====== Data in this exercise ======

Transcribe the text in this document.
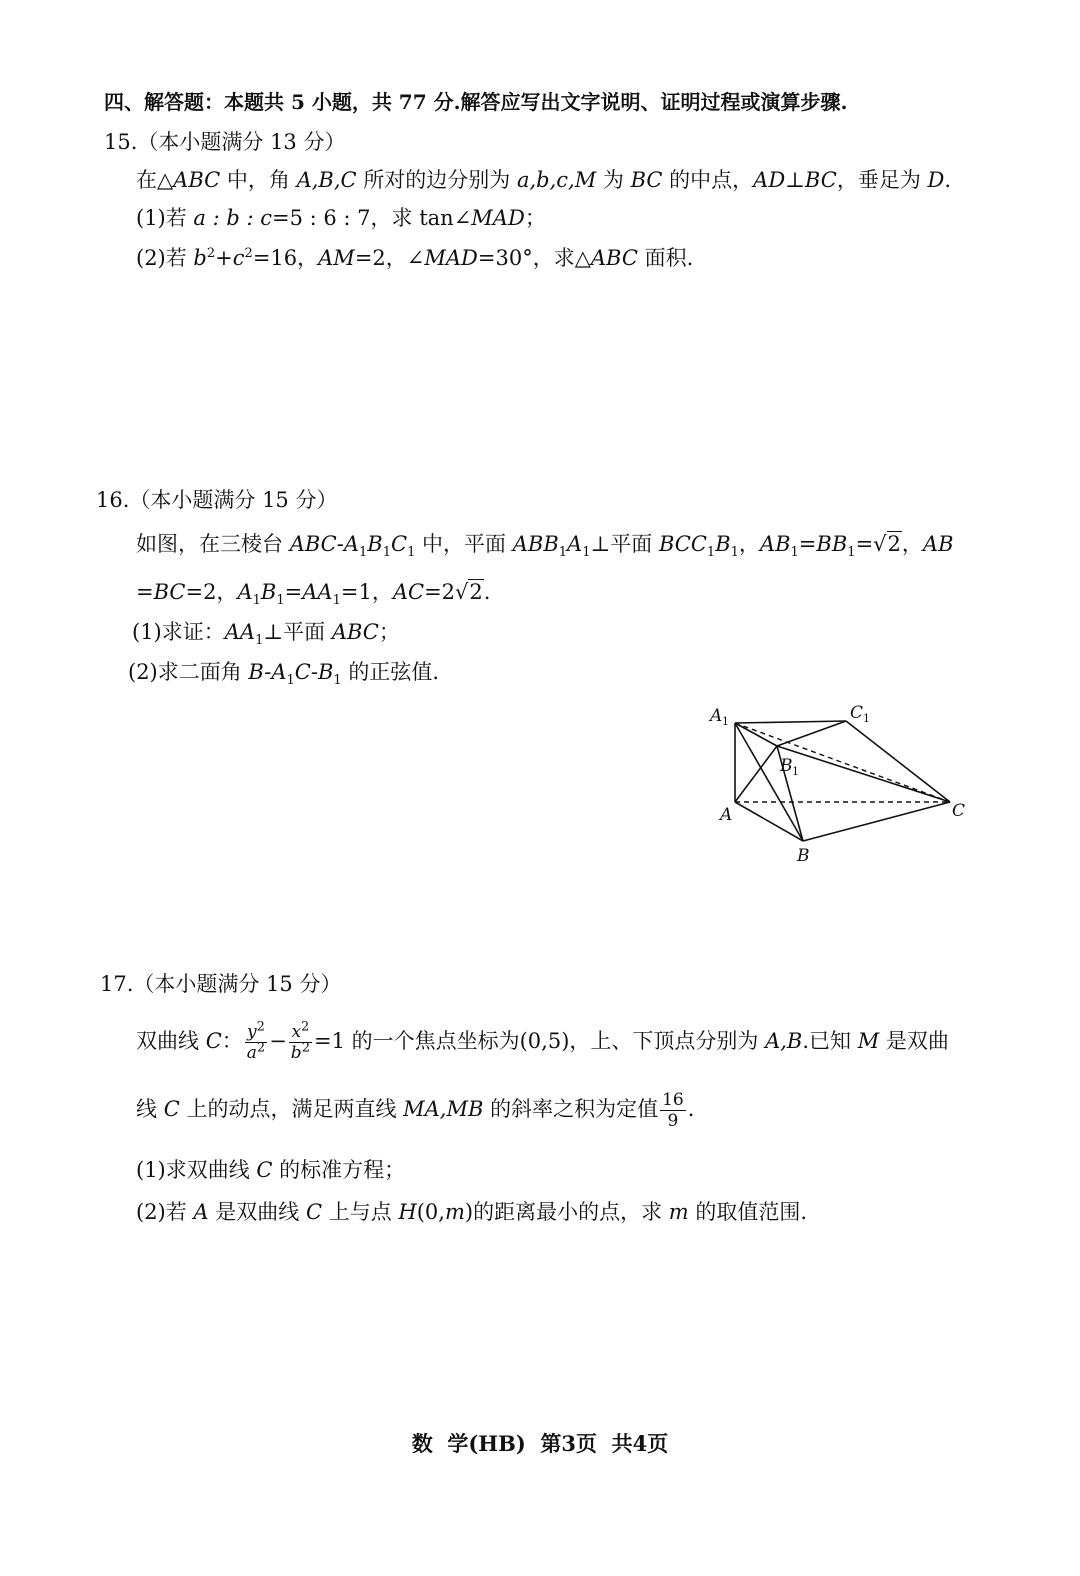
四、解答题：本题共 5 小题，共 77 分.解答应写出文字说明、证明过程或演算步骤.
15.（本小题满分 13 分）
在△ABC 中，角 A,B,C 所对的边分别为 a,b,c,M 为 BC 的中点，AD⊥BC，垂足为 D.
(1)若 a : b : c=5 : 6 : 7，求 tan∠MAD；
(2)若 $b^2+c^2=16$，AM=2，∠MAD=30°，求△ABC 面积.
16.（本小题满分 15 分）
如图，在三棱台 ABC-$A_1B_1C_1$ 中，平面 $ABB_1A_1\perp$平面 $BCC_1B_1$，$AB_1=BB_1=√2$，AB
=BC=2，$A_1B_1=AA_1=1$，AC=2√2.
(1)求证：$AA_1\perp$平面 ABC；
(2)求二面角 $B-A_1C-B_1$ 的正弦值.
A 1	C 1
B 1
A
B
C
17.（本小题满分 15 分）
双曲线 C： $\frac{y^2}{a^2} - \frac{x^2}{b^2} =1$ 的一个焦点坐标为(0,5)，上、下顶点分别为 A,B.已知 M 是双曲
线 C 上的动点，满足两直线 MA,MB 的斜率之积为定值 $\frac{16}{9}$ .
(1)求双曲线 C 的标准方程；
(2)若 A 是双曲线 C 上与点 H(0,m)的距离最小的点，求 m 的取值范围.
数  学(HB)  第3页  共4页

======

From the entries above, pull out each line that includes "frac".

Correct output:
双曲线 C： $\frac{y^2}{a^2} - \frac{x^2}{b^2} =1$ 的一个焦点坐标为(0,5)，上、下顶点分别为 A,B.已知 M 是双曲
线 C 上的动点，满足两直线 MA,MB 的斜率之积为定值 $\frac{16}{9}$ .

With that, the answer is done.